Figure dataset records:
-- BEGIN --

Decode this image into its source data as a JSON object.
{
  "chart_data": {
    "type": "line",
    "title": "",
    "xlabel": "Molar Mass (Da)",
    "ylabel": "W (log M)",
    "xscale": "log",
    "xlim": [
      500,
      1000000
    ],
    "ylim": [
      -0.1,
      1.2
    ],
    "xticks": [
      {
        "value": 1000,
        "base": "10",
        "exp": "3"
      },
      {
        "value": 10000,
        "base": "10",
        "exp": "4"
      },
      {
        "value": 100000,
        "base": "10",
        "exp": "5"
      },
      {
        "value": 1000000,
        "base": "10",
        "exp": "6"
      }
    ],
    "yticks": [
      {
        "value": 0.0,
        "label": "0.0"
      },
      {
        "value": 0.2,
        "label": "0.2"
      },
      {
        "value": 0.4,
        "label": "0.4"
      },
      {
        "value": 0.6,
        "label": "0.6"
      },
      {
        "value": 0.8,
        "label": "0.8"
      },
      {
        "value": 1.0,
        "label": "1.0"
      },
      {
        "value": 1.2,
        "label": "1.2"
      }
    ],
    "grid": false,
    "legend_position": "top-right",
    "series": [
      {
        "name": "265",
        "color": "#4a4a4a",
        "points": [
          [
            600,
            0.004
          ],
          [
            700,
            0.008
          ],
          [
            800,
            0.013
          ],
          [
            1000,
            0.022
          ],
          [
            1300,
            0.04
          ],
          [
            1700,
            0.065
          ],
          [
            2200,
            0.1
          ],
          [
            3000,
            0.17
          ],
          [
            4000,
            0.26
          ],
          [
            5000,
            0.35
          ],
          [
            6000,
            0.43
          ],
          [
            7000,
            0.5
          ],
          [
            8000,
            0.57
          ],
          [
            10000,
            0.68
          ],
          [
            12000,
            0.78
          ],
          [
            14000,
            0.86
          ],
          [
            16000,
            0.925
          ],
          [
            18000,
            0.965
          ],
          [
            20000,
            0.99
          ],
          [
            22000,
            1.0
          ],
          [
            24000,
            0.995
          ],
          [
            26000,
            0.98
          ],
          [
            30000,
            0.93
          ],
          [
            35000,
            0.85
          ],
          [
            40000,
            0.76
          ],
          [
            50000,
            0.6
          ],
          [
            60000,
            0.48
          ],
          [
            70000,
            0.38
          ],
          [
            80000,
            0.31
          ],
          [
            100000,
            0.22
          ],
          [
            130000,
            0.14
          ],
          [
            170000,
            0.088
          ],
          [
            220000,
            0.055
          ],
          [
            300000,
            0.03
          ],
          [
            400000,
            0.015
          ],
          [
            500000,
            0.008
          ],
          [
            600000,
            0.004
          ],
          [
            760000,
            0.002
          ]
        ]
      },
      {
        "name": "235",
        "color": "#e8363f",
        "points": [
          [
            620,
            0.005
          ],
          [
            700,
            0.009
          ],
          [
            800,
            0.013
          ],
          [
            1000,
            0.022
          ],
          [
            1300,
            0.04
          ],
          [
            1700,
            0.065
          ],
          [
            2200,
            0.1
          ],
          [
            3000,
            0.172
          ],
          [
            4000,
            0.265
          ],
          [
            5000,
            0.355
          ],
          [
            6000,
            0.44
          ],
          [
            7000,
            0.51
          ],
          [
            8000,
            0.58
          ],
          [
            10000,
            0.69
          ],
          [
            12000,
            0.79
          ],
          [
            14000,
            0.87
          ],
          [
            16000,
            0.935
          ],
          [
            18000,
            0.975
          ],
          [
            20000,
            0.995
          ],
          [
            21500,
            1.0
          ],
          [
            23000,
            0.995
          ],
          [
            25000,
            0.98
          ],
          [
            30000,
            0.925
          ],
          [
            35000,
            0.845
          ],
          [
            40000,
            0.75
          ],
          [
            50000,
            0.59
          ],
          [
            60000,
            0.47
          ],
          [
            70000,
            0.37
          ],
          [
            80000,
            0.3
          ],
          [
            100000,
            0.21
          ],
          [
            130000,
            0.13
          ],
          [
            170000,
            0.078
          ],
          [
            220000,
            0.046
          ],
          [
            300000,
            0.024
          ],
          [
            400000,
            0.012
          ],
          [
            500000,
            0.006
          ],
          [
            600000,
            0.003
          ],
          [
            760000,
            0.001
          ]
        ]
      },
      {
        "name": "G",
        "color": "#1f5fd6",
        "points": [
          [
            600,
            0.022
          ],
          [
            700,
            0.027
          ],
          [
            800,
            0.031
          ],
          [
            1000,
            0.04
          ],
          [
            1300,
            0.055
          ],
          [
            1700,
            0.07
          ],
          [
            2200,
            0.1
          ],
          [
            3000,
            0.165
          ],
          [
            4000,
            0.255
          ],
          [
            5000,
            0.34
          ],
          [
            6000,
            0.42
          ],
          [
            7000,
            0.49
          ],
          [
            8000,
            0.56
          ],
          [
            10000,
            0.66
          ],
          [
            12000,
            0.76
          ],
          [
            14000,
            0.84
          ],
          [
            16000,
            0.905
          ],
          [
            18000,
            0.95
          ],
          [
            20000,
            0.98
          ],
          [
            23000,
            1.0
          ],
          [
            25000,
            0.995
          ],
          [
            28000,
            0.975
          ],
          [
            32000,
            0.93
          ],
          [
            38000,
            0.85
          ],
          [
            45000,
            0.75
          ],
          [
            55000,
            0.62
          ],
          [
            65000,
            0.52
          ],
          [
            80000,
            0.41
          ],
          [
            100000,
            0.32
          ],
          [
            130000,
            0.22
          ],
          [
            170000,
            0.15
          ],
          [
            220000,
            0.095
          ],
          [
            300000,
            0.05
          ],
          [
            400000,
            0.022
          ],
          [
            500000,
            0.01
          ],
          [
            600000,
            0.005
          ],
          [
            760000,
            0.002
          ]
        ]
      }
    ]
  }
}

-- END --

Repeat the listing in full, keeping every line exactly as it is.

Reply to the task:
Decode this image into its source data as a JSON object.
{
  "chart_data": {
    "type": "line",
    "title": "",
    "xlabel": "Molar Mass (Da)",
    "ylabel": "W (log M)",
    "xscale": "log",
    "xlim": [
      500,
      1000000
    ],
    "ylim": [
      -0.1,
      1.2
    ],
    "xticks": [
      {
        "value": 1000,
        "base": "10",
        "exp": "3"
      },
      {
        "value": 10000,
        "base": "10",
        "exp": "4"
      },
      {
        "value": 100000,
        "base": "10",
        "exp": "5"
      },
      {
        "value": 1000000,
        "base": "10",
        "exp": "6"
      }
    ],
    "yticks": [
      {
        "value": 0.0,
        "label": "0.0"
      },
      {
        "value": 0.2,
        "label": "0.2"
      },
      {
        "value": 0.4,
        "label": "0.4"
      },
      {
        "value": 0.6,
        "label": "0.6"
      },
      {
        "value": 0.8,
        "label": "0.8"
      },
      {
        "value": 1.0,
        "label": "1.0"
      },
      {
        "value": 1.2,
        "label": "1.2"
      }
    ],
    "grid": false,
    "legend_position": "top-right",
    "series": [
      {
        "name": "265",
        "color": "#4a4a4a",
        "points": [
          [
            600,
            0.004
          ],
          [
            700,
            0.008
          ],
          [
            800,
            0.013
          ],
          [
            1000,
            0.022
          ],
          [
            1300,
            0.04
          ],
          [
            1700,
            0.065
          ],
          [
            2200,
            0.1
          ],
          [
            3000,
            0.17
          ],
          [
            4000,
            0.26
          ],
          [
            5000,
            0.35
          ],
          [
            6000,
            0.43
          ],
          [
            7000,
            0.5
          ],
          [
            8000,
            0.57
          ],
          [
            10000,
            0.68
          ],
          [
            12000,
            0.78
          ],
          [
            14000,
            0.86
          ],
          [
            16000,
            0.925
          ],
          [
            18000,
            0.965
          ],
          [
            20000,
            0.99
          ],
          [
            22000,
            1.0
          ],
          [
            24000,
            0.995
          ],
          [
            26000,
            0.98
          ],
          [
            30000,
            0.93
          ],
          [
            35000,
            0.85
          ],
          [
            40000,
            0.76
          ],
          [
            50000,
            0.6
          ],
          [
            60000,
            0.48
          ],
          [
            70000,
            0.38
          ],
          [
            80000,
            0.31
          ],
          [
            100000,
            0.22
          ],
          [
            130000,
            0.14
          ],
          [
            170000,
            0.088
          ],
          [
            220000,
            0.055
          ],
          [
            300000,
            0.03
          ],
          [
            400000,
            0.015
          ],
          [
            500000,
            0.008
          ],
          [
            600000,
            0.004
          ],
          [
            760000,
            0.002
          ]
        ]
      },
      {
        "name": "235",
        "color": "#e8363f",
        "points": [
          [
            620,
            0.005
          ],
          [
            700,
            0.009
          ],
          [
            800,
            0.013
          ],
          [
            1000,
            0.022
          ],
          [
            1300,
            0.04
          ],
          [
            1700,
            0.065
          ],
          [
            2200,
            0.1
          ],
          [
            3000,
            0.172
          ],
          [
            4000,
            0.265
          ],
          [
            5000,
            0.355
          ],
          [
            6000,
            0.44
          ],
          [
            7000,
            0.51
          ],
          [
            8000,
            0.58
          ],
          [
            10000,
            0.69
          ],
          [
            12000,
            0.79
          ],
          [
            14000,
            0.87
          ],
          [
            16000,
            0.935
          ],
          [
            18000,
            0.975
          ],
          [
            20000,
            0.995
          ],
          [
            21500,
            1.0
          ],
          [
            23000,
            0.995
          ],
          [
            25000,
            0.98
          ],
          [
            30000,
            0.925
          ],
          [
            35000,
            0.845
          ],
          [
            40000,
            0.75
          ],
          [
            50000,
            0.59
          ],
          [
            60000,
            0.47
          ],
          [
            70000,
            0.37
          ],
          [
            80000,
            0.3
          ],
          [
            100000,
            0.21
          ],
          [
            130000,
            0.13
          ],
          [
            170000,
            0.078
          ],
          [
            220000,
            0.046
          ],
          [
            300000,
            0.024
          ],
          [
            400000,
            0.012
          ],
          [
            500000,
            0.006
          ],
          [
            600000,
            0.003
          ],
          [
            760000,
            0.001
          ]
        ]
      },
      {
        "name": "G",
        "color": "#1f5fd6",
        "points": [
          [
            600,
            0.022
          ],
          [
            700,
            0.027
          ],
          [
            800,
            0.031
          ],
          [
            1000,
            0.04
          ],
          [
            1300,
            0.055
          ],
          [
            1700,
            0.07
          ],
          [
            2200,
            0.1
          ],
          [
            3000,
            0.165
          ],
          [
            4000,
            0.255
          ],
          [
            5000,
            0.34
          ],
          [
            6000,
            0.42
          ],
          [
            7000,
            0.49
          ],
          [
            8000,
            0.56
          ],
          [
            10000,
            0.66
          ],
          [
            12000,
            0.76
          ],
          [
            14000,
            0.84
          ],
          [
            16000,
            0.905
          ],
          [
            18000,
            0.95
          ],
          [
            20000,
            0.98
          ],
          [
            23000,
            1.0
          ],
          [
            25000,
            0.995
          ],
          [
            28000,
            0.975
          ],
          [
            32000,
            0.93
          ],
          [
            38000,
            0.85
          ],
          [
            45000,
            0.75
          ],
          [
            55000,
            0.62
          ],
          [
            65000,
            0.52
          ],
          [
            80000,
            0.41
          ],
          [
            100000,
            0.32
          ],
          [
            130000,
            0.22
          ],
          [
            170000,
            0.15
          ],
          [
            220000,
            0.095
          ],
          [
            300000,
            0.05
          ],
          [
            400000,
            0.022
          ],
          [
            500000,
            0.01
          ],
          [
            600000,
            0.005
          ],
          [
            760000,
            0.002
          ]
        ]
      }
    ]
  }
}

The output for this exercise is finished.